> Exercise description
Rewrite the following material as a numbered list, leaving out any blank lines.

--- START Available records ---

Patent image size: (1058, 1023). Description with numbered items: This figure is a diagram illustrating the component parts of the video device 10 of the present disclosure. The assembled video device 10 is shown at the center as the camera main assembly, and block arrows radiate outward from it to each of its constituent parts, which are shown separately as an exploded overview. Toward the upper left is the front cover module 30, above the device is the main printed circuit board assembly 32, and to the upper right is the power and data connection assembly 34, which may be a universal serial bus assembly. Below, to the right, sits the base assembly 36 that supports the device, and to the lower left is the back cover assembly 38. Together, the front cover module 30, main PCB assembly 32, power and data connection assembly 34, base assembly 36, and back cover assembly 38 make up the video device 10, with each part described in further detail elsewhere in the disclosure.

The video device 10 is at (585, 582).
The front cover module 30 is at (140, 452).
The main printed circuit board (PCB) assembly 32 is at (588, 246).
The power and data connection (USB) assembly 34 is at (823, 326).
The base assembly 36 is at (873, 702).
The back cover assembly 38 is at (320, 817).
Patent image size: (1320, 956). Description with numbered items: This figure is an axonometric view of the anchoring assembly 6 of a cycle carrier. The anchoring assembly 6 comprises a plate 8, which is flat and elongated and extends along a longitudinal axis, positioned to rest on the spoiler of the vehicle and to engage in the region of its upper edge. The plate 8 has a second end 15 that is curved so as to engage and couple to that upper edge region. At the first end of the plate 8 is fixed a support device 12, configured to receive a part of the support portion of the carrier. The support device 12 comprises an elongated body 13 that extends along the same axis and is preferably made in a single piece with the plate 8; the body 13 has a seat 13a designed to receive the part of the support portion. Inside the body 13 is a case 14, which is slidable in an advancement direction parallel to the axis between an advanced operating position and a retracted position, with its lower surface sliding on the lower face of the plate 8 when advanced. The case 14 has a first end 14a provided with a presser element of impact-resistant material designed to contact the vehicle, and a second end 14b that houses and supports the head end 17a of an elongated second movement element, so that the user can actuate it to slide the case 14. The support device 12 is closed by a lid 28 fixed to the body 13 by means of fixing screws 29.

--- END Available records ---

> Final result
1. Patent image size: (1058, 1023). Description with numbered items: This figure is a diagram illustrating the component parts of the video device 10 of the present disclosure. The assembled video device 10 is shown at the center as the camera main assembly, and block arrows radiate outward from it to each of its constituent parts, which are shown separately as an exploded overview. Toward the upper left is the front cover module 30, above the device is the main printed circuit board assembly 32, and to the upper right is the power and data connection assembly 34, which may be a universal serial bus assembly. Below, to the right, sits the base assembly 36 that supports the device, and to the lower left is the back cover assembly 38. Together, the front cover module 30, main PCB assembly 32, power and data connection assembly 34, base assembly 36, and back cover assembly 38 make up the video device 10, with each part described in further detail elsewhere in the disclosure.
2. The video device 10 is at (585, 582).
3. The front cover module 30 is at (140, 452).
4. The main printed circuit board (PCB) assembly 32 is at (588, 246).
5. The power and data connection (USB) assembly 34 is at (823, 326).
6. The base assembly 36 is at (873, 702).
7. The back cover assembly 38 is at (320, 817).
8. Patent image size: (1320, 956). Description with numbered items: This figure is an axonometric view of the anchoring assembly 6 of a cycle carrier. The anchoring assembly 6 comprises a plate 8, which is flat and elongated and extends along a longitudinal axis, positioned to rest on the spoiler of the vehicle and to engage in the region of its upper edge. The plate 8 has a second end 15 that is curved so as to engage and couple to that upper edge region. At the first end of the plate 8 is fixed a support device 12, configured to receive a part of the support portion of the carrier. The support device 12 comprises an elongated body 13 that extends along the same axis and is preferably made in a single piece with the plate 8; the body 13 has a seat 13a designed to receive the part of the support portion. Inside the body 13 is a case 14, which is slidable in an advancement direction parallel to the axis between an advanced operating position and a retracted position, with its lower surface sliding on the lower face of the plate 8 when advanced. The case 14 has a first end 14a provided with a presser element of impact-resistant material designed to contact the vehicle, and a second end 14b that houses and supports the head end 17a of an elongated second movement element, so that the user can actuate it to slide the case 14. The support device 12 is closed by a lid 28 fixed to the body 13 by means of fixing screws 29.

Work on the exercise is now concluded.